[Listings of layout items with their boxes]
********
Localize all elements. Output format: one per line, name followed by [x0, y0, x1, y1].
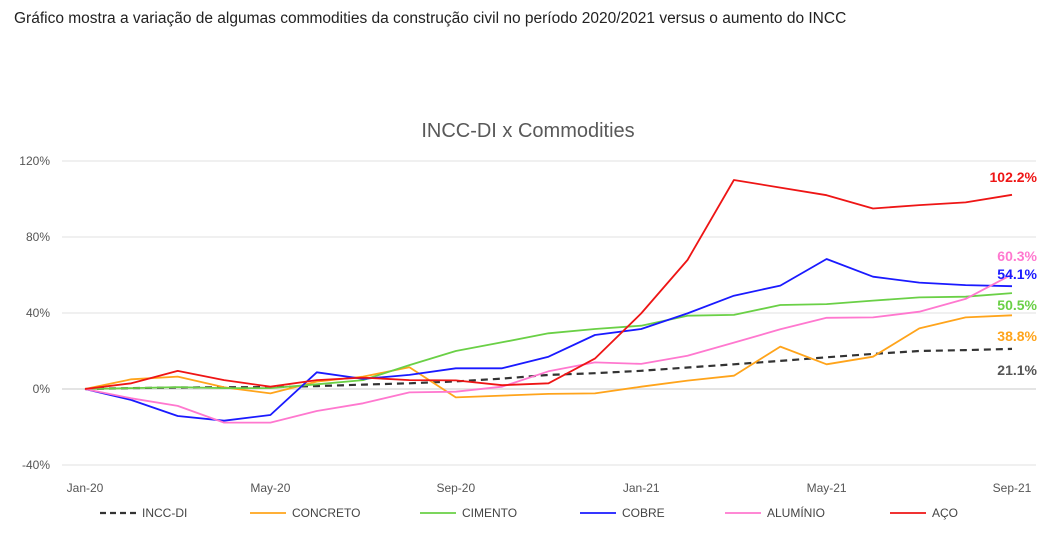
- legend-label: CONCRETO: [292, 506, 360, 520]
- end-value-label: 50.5%: [997, 297, 1037, 313]
- end-value-label: 54.1%: [997, 266, 1037, 282]
- series-line-alumínio: [84, 273, 1013, 424]
- x-tick-label: Jan-21: [623, 481, 660, 495]
- series-line-concreto: [84, 314, 1013, 399]
- legend-label: AÇO: [932, 506, 958, 520]
- x-tick-label: Sep-21: [993, 481, 1032, 495]
- x-tick-label: May-21: [807, 481, 847, 495]
- x-tick-label: Jan-20: [67, 481, 104, 495]
- chart-title: INCC-DI x Commodities: [421, 120, 634, 142]
- end-value-label: 21.1%: [997, 362, 1037, 378]
- series-line-cobre: [84, 258, 1013, 422]
- y-tick-label: 120%: [19, 154, 50, 168]
- x-tick-label: May-20: [250, 481, 290, 495]
- legend-label: CIMENTO: [462, 506, 517, 520]
- end-value-label: 60.3%: [997, 248, 1037, 264]
- series-line-incc-di: [84, 347, 1013, 391]
- figure-caption: Gráfico mostra a variação de algumas com…: [14, 10, 847, 27]
- y-tick-label: -40%: [22, 458, 50, 472]
- y-tick-label: 0%: [33, 382, 51, 396]
- series-line-cimento: [84, 292, 1013, 390]
- y-tick-label: 80%: [26, 230, 50, 244]
- legend-label: ALUMÍNIO: [767, 505, 825, 520]
- end-value-label: 102.2%: [990, 169, 1038, 185]
- legend-label: INCC-DI: [142, 506, 187, 520]
- x-tick-label: Sep-20: [436, 481, 475, 495]
- legend-label: COBRE: [622, 506, 665, 520]
- y-tick-label: 40%: [26, 306, 50, 320]
- end-value-label: 38.8%: [997, 328, 1037, 344]
- series-line-aço: [84, 179, 1013, 390]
********
§ Your instructions
Please return the lines of the records unchanged, beginning at the line that contains "- legend-label: CONCRETO: [292, 506, 360, 520]" and stopping after the line that contains "- x-tick-label: Sep-21: [993, 481, 1032, 495]".

§ Solution to the problem
- legend-label: CONCRETO: [292, 506, 360, 520]
- end-value-label: 50.5%: [997, 297, 1037, 313]
- end-value-label: 54.1%: [997, 266, 1037, 282]
- series-line-alumínio: [84, 273, 1013, 424]
- x-tick-label: Jan-21: [623, 481, 660, 495]
- series-line-concreto: [84, 314, 1013, 399]
- legend-label: AÇO: [932, 506, 958, 520]
- x-tick-label: Sep-21: [993, 481, 1032, 495]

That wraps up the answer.